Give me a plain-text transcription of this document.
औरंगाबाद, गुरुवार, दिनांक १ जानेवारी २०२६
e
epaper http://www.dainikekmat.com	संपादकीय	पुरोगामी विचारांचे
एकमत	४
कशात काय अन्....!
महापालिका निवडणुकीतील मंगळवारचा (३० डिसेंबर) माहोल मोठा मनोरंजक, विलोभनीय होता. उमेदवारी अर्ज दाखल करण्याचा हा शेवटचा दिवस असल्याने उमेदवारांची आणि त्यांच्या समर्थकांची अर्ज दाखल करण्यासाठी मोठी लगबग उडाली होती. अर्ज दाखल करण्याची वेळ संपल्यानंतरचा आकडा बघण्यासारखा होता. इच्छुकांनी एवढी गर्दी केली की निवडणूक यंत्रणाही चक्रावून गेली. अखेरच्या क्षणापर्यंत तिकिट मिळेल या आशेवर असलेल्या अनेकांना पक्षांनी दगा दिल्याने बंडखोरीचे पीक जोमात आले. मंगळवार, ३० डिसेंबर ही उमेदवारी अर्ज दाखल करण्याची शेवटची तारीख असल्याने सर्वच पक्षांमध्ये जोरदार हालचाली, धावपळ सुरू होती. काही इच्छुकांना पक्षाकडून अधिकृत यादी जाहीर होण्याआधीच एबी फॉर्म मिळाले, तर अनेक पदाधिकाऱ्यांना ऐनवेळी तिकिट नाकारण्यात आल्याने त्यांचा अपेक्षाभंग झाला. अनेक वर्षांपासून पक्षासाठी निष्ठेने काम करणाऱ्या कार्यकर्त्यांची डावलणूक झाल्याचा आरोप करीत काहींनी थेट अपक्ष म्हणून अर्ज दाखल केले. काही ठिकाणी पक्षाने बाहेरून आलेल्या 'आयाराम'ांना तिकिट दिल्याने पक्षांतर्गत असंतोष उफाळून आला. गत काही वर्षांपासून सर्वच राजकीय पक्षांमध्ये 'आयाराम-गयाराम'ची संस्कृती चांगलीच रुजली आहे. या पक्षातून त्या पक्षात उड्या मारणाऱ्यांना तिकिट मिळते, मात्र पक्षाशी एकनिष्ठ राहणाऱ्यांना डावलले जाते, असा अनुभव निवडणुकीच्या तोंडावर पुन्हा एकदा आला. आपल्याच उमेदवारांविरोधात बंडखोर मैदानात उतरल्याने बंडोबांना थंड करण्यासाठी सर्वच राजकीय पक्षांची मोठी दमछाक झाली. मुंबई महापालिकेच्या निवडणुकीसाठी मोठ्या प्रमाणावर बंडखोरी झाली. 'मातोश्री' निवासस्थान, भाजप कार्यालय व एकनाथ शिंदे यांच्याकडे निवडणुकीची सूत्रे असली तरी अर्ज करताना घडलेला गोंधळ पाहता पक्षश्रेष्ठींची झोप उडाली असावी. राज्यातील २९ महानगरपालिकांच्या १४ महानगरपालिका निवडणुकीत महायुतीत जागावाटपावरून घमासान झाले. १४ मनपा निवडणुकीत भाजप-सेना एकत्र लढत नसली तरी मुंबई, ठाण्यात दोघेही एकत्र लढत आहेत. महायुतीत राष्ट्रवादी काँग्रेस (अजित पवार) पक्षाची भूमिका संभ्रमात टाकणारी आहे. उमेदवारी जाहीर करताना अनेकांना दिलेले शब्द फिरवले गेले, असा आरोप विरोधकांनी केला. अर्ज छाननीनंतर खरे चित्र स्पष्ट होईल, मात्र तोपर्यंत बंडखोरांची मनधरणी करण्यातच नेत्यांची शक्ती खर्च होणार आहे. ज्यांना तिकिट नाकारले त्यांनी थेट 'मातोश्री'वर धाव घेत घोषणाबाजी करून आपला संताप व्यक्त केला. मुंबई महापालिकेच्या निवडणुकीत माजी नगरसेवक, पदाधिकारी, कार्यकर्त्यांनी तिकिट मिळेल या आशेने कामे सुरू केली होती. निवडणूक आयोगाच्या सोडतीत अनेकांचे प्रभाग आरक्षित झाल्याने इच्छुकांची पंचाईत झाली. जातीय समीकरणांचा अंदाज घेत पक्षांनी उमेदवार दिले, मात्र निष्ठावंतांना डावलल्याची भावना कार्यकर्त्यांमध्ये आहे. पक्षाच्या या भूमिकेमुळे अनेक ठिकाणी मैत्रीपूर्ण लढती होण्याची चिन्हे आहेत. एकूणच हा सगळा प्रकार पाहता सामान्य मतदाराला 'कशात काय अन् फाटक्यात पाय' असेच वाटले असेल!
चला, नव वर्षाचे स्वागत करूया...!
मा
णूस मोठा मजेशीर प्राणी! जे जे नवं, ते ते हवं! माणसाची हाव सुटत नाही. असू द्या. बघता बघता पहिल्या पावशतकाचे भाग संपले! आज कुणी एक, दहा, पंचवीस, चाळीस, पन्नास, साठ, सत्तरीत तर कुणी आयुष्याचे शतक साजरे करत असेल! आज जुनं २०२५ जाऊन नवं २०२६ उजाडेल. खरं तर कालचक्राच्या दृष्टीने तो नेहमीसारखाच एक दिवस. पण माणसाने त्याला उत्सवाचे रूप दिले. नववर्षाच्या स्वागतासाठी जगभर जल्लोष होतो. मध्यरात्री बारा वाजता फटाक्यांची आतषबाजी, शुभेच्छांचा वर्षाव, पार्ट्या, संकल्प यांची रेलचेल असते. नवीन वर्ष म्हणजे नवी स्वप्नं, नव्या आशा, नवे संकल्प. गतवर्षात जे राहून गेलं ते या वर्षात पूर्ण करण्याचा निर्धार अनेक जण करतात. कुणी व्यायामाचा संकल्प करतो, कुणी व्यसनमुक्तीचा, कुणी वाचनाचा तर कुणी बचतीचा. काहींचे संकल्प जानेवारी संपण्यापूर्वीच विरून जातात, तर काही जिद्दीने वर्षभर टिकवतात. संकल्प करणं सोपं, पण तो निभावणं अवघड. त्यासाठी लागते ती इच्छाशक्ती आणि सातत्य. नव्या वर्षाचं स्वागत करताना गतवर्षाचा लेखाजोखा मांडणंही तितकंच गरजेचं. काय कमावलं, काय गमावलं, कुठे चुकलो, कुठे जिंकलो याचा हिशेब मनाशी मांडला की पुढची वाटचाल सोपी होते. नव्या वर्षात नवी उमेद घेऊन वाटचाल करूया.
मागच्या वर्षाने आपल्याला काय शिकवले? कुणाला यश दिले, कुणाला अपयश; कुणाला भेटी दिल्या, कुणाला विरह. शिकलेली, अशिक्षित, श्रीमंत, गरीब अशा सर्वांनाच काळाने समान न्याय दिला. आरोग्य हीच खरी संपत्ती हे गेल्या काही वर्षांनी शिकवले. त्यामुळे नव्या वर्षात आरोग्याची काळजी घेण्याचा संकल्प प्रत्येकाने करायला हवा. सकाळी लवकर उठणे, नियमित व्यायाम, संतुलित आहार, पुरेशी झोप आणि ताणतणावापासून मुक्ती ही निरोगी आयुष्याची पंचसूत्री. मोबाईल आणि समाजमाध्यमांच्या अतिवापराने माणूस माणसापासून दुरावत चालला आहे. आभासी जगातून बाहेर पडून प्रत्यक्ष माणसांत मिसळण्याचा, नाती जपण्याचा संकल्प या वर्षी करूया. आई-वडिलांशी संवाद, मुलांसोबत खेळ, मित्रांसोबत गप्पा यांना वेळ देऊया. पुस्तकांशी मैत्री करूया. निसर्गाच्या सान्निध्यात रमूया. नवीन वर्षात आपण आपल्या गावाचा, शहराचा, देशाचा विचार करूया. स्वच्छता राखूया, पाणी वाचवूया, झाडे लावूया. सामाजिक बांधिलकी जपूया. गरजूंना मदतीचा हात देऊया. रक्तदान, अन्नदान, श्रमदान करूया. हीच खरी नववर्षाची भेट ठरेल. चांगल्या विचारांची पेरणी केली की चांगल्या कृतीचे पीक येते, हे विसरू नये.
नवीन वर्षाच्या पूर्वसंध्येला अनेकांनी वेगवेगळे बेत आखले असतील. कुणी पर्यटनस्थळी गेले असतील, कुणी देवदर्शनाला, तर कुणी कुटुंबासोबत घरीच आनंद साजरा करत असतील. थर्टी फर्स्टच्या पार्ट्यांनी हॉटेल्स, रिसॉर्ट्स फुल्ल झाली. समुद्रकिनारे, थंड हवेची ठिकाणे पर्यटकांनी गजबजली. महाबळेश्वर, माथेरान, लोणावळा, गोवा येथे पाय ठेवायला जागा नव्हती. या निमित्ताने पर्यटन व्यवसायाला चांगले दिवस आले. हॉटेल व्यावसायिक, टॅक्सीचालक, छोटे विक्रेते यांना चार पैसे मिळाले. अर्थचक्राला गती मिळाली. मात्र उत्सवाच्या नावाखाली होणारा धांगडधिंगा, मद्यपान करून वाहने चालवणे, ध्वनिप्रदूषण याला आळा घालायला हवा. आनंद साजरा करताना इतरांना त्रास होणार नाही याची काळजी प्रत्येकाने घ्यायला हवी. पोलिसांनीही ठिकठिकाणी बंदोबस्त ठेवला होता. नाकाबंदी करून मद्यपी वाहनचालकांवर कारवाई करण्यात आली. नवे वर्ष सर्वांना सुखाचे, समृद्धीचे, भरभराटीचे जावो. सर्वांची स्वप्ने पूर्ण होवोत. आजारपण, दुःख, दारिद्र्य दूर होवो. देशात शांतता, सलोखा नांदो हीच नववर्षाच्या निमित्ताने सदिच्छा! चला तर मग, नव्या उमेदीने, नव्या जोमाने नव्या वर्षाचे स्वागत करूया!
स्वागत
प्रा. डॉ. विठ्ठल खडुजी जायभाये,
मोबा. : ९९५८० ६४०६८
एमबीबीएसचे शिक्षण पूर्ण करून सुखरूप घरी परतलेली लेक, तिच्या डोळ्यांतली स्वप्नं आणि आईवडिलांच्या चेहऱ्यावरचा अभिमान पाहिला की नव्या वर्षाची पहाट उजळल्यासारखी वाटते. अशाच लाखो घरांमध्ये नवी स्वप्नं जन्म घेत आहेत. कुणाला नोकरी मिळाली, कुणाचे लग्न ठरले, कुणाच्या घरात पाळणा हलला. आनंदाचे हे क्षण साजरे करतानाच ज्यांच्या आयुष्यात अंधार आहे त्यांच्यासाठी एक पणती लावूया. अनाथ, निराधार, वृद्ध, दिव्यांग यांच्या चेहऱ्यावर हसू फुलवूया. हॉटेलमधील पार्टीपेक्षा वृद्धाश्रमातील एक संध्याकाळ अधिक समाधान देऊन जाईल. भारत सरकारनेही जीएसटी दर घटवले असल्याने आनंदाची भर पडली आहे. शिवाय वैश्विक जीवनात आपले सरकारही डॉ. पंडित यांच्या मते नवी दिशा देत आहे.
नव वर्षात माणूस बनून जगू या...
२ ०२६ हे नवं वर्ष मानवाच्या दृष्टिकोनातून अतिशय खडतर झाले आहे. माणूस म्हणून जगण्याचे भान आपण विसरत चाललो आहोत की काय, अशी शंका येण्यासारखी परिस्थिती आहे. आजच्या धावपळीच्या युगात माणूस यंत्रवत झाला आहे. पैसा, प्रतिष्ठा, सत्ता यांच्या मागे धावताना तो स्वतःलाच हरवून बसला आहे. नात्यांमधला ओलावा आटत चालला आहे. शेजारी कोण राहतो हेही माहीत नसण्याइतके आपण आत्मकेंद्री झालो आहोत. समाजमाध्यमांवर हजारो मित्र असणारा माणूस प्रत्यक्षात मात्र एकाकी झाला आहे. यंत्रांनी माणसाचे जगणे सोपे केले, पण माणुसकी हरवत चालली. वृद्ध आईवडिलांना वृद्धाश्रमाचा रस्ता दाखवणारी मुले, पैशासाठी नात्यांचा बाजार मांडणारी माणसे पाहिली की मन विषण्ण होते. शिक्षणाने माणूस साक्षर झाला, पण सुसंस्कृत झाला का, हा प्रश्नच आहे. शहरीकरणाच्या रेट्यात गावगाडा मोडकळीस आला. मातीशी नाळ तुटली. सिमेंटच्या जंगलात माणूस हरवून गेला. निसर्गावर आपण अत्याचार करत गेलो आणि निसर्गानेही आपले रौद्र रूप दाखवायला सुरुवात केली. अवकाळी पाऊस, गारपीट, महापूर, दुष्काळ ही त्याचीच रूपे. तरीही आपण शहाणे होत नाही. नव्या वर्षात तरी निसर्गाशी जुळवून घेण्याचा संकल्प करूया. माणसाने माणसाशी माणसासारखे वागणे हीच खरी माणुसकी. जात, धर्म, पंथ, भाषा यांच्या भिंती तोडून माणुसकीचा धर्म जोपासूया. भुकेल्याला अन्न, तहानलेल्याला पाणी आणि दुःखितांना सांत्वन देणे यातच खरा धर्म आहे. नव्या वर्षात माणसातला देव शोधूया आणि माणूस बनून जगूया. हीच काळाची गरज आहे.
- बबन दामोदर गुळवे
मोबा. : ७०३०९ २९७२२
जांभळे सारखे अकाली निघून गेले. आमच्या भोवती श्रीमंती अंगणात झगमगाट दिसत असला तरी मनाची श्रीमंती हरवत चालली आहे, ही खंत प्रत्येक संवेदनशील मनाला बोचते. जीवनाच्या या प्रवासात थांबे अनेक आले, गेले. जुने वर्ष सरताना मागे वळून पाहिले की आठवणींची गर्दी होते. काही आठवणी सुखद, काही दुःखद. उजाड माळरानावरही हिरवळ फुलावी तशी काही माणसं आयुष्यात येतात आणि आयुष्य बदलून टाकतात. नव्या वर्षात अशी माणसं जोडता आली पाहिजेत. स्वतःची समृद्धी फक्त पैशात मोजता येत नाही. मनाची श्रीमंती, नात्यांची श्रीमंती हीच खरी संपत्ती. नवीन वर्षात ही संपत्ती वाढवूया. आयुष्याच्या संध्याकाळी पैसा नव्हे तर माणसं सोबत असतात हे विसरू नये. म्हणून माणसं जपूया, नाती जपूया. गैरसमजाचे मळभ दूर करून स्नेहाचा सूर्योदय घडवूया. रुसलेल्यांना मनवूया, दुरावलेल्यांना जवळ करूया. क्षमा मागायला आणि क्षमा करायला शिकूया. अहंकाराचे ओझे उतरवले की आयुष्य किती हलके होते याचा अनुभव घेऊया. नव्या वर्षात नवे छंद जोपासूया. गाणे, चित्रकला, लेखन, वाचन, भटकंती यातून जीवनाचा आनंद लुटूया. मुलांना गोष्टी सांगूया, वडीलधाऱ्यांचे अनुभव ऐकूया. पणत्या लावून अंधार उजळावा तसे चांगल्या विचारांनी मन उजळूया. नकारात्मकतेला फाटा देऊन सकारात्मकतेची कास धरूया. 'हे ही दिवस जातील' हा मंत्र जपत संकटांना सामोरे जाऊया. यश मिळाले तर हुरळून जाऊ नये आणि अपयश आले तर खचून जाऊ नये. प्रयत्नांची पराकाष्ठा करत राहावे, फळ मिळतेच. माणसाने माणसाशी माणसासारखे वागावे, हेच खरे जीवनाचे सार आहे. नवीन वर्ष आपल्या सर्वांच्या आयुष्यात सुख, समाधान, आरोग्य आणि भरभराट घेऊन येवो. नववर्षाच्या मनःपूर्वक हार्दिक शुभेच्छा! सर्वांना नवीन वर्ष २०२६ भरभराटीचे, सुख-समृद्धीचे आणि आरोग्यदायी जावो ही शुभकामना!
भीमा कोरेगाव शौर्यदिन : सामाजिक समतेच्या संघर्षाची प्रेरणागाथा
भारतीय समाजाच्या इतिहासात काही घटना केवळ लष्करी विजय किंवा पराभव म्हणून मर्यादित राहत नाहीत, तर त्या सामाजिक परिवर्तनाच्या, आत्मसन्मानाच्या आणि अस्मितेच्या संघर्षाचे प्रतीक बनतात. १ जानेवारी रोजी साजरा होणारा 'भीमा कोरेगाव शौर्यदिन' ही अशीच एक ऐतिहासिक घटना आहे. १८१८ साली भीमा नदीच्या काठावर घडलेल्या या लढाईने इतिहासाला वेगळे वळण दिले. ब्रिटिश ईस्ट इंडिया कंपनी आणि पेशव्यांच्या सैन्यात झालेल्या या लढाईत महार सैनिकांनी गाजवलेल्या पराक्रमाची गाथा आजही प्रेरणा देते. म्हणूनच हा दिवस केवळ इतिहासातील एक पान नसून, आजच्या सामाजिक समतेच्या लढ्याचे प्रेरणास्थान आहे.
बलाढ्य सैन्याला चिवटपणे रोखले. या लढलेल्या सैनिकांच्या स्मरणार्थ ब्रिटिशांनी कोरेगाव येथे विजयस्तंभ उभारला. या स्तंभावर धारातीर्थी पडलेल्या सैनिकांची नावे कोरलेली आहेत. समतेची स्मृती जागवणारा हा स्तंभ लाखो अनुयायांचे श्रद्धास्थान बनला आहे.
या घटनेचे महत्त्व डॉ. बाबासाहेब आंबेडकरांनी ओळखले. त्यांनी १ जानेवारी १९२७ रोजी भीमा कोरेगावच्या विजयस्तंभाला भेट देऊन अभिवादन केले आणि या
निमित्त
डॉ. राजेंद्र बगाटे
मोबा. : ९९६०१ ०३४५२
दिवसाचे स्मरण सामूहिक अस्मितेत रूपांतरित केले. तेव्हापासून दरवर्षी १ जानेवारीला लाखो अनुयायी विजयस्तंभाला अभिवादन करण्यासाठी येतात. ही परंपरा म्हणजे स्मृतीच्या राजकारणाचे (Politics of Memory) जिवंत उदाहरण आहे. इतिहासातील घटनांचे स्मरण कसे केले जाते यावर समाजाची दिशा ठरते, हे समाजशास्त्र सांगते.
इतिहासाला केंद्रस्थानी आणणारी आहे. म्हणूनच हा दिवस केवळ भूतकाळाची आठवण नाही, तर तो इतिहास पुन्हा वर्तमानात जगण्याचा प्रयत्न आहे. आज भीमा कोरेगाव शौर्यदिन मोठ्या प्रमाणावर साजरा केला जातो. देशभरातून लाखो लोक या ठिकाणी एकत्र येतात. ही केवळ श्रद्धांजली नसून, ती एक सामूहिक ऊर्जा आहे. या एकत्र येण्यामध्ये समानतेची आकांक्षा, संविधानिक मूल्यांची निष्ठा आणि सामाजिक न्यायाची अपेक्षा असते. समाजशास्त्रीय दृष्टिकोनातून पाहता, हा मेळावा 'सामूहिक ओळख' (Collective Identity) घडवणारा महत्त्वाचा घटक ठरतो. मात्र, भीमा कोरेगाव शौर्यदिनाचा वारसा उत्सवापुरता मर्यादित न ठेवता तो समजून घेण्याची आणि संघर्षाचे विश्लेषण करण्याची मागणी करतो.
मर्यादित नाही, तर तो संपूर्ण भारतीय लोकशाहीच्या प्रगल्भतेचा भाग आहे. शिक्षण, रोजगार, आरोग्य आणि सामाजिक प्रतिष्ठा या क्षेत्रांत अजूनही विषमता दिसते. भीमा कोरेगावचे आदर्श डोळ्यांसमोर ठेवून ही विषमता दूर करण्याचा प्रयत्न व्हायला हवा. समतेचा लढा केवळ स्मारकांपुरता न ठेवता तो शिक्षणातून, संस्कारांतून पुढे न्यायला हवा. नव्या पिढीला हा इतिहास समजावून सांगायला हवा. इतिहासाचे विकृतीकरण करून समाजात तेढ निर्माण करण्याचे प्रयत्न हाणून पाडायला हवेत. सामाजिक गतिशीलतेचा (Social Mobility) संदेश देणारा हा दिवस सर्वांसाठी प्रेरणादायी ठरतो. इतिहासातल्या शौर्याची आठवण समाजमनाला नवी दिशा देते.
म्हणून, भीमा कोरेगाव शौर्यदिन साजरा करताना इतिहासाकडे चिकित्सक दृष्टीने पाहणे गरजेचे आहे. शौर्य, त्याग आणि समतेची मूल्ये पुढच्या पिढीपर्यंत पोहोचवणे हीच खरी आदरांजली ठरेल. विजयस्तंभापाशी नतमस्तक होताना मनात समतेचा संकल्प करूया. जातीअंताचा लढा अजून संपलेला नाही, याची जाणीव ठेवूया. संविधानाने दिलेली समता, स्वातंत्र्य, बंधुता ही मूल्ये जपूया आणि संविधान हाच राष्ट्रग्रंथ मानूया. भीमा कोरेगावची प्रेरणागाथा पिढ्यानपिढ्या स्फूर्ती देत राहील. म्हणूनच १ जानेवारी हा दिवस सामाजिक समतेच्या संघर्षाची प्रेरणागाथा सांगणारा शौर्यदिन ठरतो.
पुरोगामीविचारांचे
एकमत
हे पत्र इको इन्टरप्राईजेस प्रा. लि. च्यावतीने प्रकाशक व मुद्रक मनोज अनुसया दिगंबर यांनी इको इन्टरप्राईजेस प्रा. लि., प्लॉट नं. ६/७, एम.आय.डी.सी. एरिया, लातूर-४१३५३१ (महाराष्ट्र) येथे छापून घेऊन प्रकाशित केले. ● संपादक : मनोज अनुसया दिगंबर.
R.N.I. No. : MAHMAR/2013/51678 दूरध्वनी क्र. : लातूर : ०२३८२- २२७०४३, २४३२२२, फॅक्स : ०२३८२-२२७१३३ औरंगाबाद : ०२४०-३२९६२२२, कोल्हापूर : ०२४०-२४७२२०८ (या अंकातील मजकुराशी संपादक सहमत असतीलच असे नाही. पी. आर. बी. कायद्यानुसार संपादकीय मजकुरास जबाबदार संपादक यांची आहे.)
════════════════
_Your objective:_ Where does the word "आईवड" appear? Return each line that holds it.

_Task result:_
एमबीबीएसचे शिक्षण पूर्ण करून सुखरूप घरी परतलेली लेक, तिच्या डोळ्यांतली स्वप्नं आणि आईवडिलांच्या चेहऱ्यावरचा अभिमान पाहिला की नव्या वर्षाची पहाट उजळल्यासारखी वाटते. अशाच लाखो घरांमध्ये नवी स्वप्नं जन्म घेत आहेत. कुणाला नोकरी मिळाली, कुणाचे लग्न ठरले, कुणाच्या घरात पाळणा हलला. आनंदाचे हे क्षण साजरे करतानाच ज्यांच्या आयुष्यात अंधार आहे त्यांच्यासाठी एक पणती लावूया. अनाथ, निराधार, वृद्ध, दिव्यांग यांच्या चेहऱ्यावर हसू फुलवूया. हॉटेलमधील पार्टीपेक्षा वृद्धाश्रमातील एक संध्याकाळ अधिक समाधान देऊन जाईल. भारत सरकारनेही जीएसटी दर घटवले असल्याने आनंदाची भर पडली आहे. शिवाय वैश्विक जीवनात आपले सरकारही डॉ. पंडित यांच्या मते नवी दिशा देत आहे.
२ ०२६ हे नवं वर्ष मानवाच्या दृष्टिकोनातून अतिशय खडतर झाले आहे. माणूस म्हणून जगण्याचे भान आपण विसरत चाललो आहोत की काय, अशी शंका येण्यासारखी परिस्थिती आहे. आजच्या धावपळीच्या युगात माणूस यंत्रवत झाला आहे. पैसा, प्रतिष्ठा, सत्ता यांच्या मागे धावताना तो स्वतःलाच हरवून बसला आहे. नात्यांमधला ओलावा आटत चालला आहे. शेजारी कोण राहतो हेही माहीत नसण्याइतके आपण आत्मकेंद्री झालो आहोत. समाजमाध्यमांवर हजारो मित्र असणारा माणूस प्रत्यक्षात मात्र एकाकी झाला आहे. यंत्रांनी माणसाचे जगणे सोपे केले, पण माणुसकी हरवत चालली. वृद्ध आईवडिलांना वृद्धाश्रमाचा रस्ता दाखवणारी मुले, पैशासाठी नात्यांचा बाजार मांडणारी माणसे पाहिली की मन विषण्ण होते. शिक्षणाने माणूस साक्षर झाला, पण सुसंस्कृत झाला का, हा प्रश्नच आहे. शहरीकरणाच्या रेट्यात गावगाडा मोडकळीस आला. मातीशी नाळ तुटली. सिमेंटच्या जंगलात माणूस हरवून गेला. निसर्गावर आपण अत्याचार करत गेलो आणि निसर्गानेही आपले रौद्र रूप दाखवायला सुरुवात केली. अवकाळी पाऊस, गारपीट, महापूर, दुष्काळ ही त्याचीच रूपे. तरीही आपण शहाणे होत नाही. नव्या वर्षात तरी निसर्गाशी जुळवून घेण्याचा संकल्प करूया. माणसाने माणसाशी माणसासारखे वागणे हीच खरी माणुसकी. जात, धर्म, पंथ, भाषा यांच्या भिंती तोडून माणुसकीचा धर्म जोपासूया. भुकेल्याला अन्न, तहानलेल्याला पाणी आणि दुःखितांना सांत्वन देणे यातच खरा धर्म आहे. नव्या वर्षात माणसातला देव शोधूया आणि माणूस बनून जगूया. हीच काळाची गरज आहे.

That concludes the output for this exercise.